Tell how many lines include the string "name". Answer with a single number.

[Items from a data source]
※

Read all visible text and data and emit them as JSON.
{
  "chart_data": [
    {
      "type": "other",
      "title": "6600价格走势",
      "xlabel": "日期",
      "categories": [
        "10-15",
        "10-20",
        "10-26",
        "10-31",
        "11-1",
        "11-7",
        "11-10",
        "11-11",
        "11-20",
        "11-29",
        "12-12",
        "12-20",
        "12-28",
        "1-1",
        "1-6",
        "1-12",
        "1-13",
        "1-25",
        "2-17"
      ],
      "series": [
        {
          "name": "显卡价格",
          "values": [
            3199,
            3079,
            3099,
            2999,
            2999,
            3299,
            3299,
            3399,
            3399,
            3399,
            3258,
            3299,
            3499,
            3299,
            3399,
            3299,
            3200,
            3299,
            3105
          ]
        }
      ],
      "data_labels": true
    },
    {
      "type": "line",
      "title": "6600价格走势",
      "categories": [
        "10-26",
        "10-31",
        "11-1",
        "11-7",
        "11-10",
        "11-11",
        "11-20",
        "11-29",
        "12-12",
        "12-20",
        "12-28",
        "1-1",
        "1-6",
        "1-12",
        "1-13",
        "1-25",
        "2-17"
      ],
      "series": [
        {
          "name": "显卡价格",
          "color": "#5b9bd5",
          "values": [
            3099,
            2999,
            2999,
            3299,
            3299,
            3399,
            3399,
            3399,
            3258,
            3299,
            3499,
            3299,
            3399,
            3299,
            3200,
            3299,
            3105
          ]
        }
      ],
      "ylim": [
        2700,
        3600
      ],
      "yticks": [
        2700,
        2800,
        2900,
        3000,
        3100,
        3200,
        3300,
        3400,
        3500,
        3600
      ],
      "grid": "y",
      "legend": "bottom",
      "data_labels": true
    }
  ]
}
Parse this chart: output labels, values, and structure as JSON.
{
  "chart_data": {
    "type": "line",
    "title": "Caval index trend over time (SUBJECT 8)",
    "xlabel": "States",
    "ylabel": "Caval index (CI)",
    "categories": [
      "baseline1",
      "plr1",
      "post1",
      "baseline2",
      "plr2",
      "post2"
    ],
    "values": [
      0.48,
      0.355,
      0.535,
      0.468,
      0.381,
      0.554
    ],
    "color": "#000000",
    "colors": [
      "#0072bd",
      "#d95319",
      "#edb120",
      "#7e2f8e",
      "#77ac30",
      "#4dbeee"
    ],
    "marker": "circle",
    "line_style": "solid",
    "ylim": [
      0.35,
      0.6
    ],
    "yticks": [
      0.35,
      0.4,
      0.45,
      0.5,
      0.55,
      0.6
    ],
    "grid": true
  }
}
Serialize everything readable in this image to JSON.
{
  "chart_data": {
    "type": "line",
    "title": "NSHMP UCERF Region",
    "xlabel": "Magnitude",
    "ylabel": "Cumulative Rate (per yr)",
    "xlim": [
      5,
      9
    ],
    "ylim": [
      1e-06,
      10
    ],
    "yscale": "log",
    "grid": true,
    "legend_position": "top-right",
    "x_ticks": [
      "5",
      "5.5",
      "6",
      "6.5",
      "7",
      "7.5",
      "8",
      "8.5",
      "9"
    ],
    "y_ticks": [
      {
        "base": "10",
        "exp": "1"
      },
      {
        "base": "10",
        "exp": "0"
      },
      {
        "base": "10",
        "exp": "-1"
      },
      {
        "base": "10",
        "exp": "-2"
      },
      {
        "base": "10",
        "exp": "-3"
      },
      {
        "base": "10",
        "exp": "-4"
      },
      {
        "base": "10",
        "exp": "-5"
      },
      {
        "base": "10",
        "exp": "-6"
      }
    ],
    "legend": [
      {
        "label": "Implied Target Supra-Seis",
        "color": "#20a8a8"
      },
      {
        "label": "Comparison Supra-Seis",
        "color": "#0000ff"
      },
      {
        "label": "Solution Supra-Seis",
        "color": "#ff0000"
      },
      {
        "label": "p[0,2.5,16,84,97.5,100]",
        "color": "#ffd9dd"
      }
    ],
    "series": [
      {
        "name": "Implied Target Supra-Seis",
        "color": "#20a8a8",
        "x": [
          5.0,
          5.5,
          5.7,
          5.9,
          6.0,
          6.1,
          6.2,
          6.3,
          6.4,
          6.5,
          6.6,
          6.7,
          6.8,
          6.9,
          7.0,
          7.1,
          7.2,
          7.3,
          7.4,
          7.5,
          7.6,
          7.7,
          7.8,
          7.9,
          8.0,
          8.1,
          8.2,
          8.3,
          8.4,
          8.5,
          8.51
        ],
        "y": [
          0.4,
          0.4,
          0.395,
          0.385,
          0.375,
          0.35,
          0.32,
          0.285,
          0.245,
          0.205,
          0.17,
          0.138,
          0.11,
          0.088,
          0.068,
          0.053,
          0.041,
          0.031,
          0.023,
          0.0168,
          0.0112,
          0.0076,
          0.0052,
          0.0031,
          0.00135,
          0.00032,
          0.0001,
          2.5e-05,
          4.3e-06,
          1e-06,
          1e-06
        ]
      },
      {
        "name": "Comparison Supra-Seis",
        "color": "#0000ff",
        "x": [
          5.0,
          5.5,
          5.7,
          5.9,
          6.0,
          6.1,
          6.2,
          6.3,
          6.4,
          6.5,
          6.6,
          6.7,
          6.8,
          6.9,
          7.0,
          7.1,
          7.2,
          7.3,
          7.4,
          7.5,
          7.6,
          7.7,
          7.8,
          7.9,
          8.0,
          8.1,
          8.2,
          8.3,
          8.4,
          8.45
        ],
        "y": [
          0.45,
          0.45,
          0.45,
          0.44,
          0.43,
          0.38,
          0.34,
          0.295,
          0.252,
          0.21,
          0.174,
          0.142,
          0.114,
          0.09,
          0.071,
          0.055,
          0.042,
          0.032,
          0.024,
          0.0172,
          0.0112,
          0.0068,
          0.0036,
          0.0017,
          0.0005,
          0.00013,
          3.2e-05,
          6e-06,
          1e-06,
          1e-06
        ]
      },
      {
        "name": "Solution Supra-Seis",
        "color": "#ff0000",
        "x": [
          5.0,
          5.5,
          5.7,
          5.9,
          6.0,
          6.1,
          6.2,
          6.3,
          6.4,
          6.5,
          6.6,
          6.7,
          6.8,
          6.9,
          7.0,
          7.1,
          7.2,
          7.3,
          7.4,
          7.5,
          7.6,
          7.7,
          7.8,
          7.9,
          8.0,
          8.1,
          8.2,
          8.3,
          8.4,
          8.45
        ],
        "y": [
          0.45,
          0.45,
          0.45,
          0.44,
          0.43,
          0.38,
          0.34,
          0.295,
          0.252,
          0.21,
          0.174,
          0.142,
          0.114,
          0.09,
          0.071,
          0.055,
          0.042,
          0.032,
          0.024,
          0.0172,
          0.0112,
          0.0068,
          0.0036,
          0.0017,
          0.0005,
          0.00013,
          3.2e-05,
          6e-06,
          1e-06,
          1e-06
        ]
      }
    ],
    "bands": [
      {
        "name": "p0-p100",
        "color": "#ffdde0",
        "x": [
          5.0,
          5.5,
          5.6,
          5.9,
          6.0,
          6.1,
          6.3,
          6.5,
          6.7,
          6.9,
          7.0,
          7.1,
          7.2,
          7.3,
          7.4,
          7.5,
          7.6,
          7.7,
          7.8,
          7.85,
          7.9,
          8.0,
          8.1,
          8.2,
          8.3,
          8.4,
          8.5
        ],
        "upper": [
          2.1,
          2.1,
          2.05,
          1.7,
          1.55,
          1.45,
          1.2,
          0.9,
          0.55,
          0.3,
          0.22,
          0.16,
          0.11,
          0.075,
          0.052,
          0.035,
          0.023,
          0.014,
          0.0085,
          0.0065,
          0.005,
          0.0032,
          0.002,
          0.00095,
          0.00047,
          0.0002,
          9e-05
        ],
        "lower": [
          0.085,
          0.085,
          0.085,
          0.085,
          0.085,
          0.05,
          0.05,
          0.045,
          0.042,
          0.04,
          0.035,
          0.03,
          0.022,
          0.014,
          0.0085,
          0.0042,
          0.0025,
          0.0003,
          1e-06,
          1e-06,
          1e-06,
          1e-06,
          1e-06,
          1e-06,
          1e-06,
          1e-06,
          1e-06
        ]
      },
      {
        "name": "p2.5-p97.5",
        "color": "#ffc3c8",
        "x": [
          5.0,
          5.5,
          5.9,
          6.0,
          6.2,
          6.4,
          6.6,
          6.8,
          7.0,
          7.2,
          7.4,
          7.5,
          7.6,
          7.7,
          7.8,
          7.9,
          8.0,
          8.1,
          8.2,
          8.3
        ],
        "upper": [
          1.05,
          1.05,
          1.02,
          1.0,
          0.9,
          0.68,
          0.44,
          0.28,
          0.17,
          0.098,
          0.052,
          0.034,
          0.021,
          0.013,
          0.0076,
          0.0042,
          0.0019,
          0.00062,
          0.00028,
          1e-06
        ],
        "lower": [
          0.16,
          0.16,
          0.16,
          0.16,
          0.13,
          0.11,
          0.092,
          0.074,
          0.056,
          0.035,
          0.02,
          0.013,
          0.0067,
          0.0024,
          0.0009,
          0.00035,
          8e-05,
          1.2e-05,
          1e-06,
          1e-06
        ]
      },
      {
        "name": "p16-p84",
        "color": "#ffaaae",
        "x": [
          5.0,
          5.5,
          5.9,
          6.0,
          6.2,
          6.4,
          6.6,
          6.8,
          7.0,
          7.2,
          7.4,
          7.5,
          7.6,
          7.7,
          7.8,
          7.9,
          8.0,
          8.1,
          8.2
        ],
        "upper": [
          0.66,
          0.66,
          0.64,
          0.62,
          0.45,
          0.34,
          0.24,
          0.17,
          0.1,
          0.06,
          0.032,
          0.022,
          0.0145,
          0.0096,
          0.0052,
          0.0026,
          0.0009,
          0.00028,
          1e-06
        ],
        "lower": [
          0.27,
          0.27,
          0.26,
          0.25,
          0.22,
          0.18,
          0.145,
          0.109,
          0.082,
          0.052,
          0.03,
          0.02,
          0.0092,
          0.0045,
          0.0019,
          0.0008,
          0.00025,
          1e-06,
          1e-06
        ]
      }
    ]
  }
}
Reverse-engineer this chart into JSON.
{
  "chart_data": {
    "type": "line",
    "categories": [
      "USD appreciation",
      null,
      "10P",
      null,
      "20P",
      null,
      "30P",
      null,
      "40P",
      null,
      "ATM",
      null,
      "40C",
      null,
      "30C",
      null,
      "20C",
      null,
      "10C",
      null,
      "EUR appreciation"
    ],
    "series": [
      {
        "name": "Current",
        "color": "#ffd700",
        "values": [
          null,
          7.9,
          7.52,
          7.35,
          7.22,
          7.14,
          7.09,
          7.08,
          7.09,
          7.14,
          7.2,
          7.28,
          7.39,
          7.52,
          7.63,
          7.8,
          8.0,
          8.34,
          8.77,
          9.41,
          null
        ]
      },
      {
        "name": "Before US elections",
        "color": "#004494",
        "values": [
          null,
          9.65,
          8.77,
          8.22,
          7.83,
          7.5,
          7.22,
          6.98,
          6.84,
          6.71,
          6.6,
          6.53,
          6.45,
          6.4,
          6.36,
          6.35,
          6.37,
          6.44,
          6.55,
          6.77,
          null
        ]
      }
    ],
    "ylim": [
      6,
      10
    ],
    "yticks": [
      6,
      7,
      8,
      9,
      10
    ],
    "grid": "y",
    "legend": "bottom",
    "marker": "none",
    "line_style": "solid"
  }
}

※

▶ RESULT OF THE EXERCISE: 10